## Exercise details
Please copy out, word for word, the lines of the records below, from the line containing "watermark: AI 公园: [458, 443, 494, 456]" through the line containing "y-tick-label: 20: [47, 279, 64, 294]", including both.

## Task material
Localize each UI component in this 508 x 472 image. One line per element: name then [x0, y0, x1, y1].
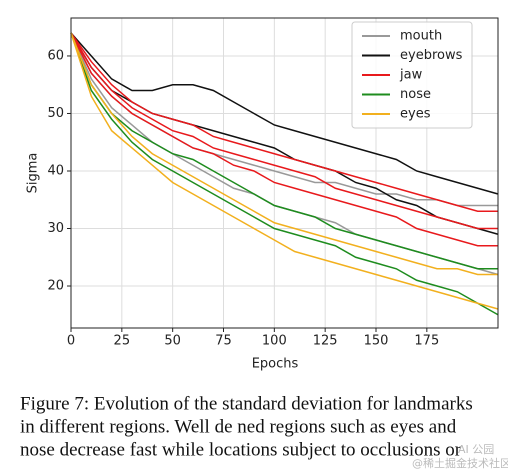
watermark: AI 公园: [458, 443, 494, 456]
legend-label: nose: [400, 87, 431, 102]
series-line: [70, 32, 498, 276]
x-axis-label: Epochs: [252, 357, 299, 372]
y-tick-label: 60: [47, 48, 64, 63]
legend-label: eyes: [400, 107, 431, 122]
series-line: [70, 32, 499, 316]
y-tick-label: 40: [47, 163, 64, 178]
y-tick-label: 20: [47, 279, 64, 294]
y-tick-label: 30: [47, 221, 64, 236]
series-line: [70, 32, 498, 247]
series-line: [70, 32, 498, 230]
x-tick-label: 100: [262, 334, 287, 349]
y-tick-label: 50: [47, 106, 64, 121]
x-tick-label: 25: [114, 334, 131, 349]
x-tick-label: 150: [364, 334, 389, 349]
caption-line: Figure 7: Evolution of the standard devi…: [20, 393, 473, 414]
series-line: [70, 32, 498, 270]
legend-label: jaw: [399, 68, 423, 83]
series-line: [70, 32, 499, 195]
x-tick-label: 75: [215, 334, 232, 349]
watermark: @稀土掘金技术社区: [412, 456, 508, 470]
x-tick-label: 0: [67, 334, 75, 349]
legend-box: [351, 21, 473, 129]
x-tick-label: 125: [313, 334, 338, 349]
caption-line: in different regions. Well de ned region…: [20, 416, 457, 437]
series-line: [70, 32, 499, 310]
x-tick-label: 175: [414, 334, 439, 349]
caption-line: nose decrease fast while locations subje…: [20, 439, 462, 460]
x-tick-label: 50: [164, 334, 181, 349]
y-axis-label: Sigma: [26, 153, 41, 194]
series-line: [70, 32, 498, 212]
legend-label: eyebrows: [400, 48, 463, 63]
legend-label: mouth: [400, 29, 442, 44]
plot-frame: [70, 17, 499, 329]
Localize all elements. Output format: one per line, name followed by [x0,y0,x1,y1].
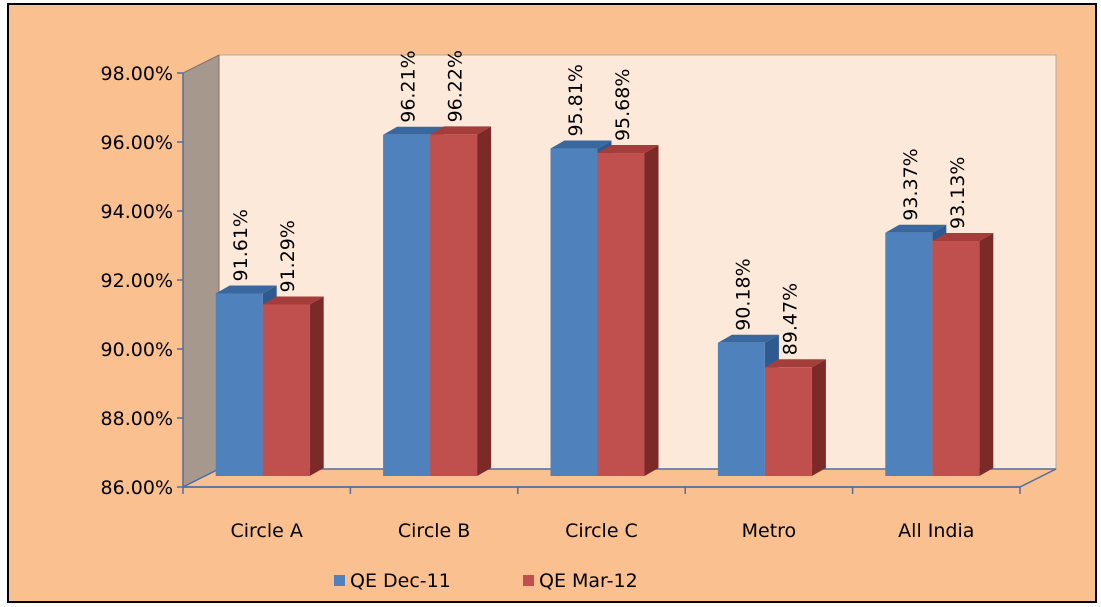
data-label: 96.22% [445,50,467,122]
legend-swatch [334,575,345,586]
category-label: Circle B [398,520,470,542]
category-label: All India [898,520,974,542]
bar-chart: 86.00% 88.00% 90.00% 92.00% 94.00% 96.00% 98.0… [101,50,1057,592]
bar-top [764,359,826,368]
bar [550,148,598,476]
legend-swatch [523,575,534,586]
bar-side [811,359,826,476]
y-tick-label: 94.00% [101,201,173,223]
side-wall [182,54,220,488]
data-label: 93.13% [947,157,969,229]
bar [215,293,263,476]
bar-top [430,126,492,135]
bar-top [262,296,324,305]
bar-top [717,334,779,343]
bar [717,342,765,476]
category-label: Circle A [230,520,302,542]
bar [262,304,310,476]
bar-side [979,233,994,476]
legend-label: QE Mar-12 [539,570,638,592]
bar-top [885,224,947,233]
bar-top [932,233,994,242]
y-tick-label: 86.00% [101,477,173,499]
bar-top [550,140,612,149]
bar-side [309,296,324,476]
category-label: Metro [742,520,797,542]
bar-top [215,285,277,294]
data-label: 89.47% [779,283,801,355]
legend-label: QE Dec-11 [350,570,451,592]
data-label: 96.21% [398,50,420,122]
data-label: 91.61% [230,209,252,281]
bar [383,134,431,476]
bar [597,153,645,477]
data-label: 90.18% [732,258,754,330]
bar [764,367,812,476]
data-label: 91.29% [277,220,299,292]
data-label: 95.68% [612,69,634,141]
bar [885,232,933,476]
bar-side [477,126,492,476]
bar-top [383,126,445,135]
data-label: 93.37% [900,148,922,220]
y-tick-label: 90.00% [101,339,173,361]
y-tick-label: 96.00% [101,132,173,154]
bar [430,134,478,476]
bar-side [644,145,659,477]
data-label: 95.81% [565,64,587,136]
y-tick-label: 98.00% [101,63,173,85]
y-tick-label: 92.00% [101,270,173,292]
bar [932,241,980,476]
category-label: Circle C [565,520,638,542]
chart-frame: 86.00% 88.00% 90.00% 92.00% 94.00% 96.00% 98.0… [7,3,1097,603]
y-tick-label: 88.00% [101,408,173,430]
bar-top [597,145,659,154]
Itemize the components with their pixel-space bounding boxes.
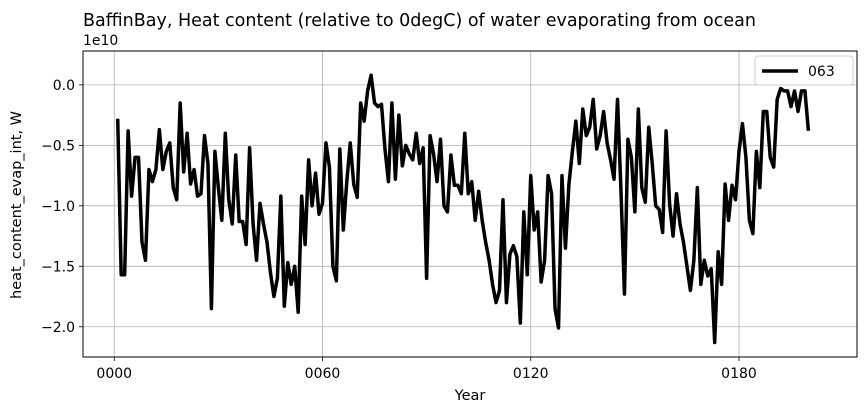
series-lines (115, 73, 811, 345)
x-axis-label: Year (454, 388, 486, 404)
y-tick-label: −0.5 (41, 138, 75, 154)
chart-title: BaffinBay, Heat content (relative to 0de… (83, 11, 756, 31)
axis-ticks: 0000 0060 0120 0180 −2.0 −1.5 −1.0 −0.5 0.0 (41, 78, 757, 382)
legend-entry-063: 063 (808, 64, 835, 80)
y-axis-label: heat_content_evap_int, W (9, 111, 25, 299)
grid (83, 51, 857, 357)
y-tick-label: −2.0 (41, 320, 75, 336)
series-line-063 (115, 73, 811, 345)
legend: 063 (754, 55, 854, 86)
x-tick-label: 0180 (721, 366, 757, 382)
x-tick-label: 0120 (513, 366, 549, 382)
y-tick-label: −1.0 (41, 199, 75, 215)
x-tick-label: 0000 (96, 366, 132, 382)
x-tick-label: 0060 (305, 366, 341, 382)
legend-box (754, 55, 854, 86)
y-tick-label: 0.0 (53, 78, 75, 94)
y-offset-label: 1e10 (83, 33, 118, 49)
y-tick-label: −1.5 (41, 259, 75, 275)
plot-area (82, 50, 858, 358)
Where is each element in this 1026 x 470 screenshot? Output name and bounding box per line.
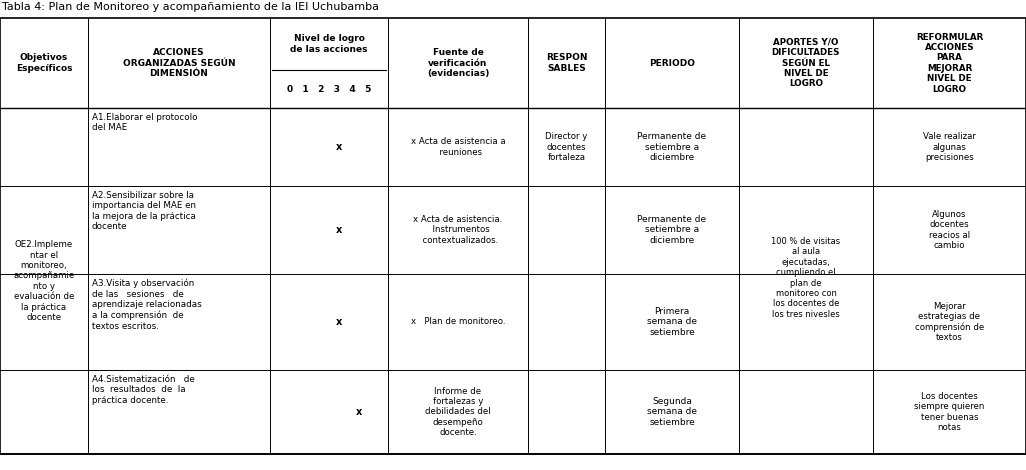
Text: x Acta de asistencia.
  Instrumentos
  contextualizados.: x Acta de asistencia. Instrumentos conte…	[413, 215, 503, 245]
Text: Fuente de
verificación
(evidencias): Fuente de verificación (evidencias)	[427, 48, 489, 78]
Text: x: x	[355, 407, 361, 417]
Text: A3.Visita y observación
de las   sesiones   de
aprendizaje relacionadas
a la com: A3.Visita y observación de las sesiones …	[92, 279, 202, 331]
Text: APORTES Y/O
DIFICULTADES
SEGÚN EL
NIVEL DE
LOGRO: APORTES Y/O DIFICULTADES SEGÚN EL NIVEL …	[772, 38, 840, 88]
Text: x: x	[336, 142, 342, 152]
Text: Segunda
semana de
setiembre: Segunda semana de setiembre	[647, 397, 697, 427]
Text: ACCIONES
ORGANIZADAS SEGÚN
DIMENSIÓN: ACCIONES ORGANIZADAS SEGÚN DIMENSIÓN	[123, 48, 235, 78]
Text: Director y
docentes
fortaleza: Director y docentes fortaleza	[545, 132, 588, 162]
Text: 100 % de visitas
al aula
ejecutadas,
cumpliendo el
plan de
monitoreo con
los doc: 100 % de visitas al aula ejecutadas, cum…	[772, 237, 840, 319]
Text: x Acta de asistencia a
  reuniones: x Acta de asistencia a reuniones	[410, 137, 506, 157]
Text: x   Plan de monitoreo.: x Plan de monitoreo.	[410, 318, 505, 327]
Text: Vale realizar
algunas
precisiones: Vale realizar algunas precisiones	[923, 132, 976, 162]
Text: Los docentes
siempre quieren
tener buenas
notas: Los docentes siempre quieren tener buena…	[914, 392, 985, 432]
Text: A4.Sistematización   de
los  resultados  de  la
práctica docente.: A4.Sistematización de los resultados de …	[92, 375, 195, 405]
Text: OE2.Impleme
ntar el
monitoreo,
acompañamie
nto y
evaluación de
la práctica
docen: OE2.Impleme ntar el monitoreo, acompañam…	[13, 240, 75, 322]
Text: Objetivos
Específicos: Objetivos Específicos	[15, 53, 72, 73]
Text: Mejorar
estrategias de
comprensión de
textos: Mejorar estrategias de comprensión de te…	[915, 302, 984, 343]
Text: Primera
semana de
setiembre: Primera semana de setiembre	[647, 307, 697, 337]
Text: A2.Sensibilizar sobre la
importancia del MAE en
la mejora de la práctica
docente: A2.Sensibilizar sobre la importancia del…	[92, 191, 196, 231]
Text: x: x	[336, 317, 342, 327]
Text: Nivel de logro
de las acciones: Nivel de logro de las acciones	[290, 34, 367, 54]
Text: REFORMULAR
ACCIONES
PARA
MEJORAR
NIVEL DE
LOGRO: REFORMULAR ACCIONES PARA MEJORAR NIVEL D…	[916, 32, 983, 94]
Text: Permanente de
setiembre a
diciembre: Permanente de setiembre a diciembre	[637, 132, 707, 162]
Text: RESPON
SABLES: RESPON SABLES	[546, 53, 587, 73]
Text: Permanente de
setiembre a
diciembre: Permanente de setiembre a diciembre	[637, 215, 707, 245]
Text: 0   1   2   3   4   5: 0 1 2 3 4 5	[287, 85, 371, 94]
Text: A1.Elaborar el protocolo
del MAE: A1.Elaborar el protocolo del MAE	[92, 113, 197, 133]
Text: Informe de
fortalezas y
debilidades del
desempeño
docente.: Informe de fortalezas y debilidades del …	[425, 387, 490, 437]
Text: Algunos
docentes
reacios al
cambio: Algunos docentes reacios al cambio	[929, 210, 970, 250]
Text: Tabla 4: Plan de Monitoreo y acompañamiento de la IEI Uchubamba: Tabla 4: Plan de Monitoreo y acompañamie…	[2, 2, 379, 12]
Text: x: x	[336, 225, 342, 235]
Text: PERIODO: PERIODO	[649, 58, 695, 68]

## Full answer
watermark: AI 公园: [458, 443, 494, 456]
legend-label: nose: [400, 87, 431, 102]
series-line: [70, 32, 498, 276]
x-axis-label: Epochs: [252, 357, 299, 372]
y-tick-label: 60: [47, 48, 64, 63]
legend-label: eyes: [400, 107, 431, 122]
series-line: [70, 32, 499, 316]
y-tick-label: 40: [47, 163, 64, 178]
y-tick-label: 20: [47, 279, 64, 294]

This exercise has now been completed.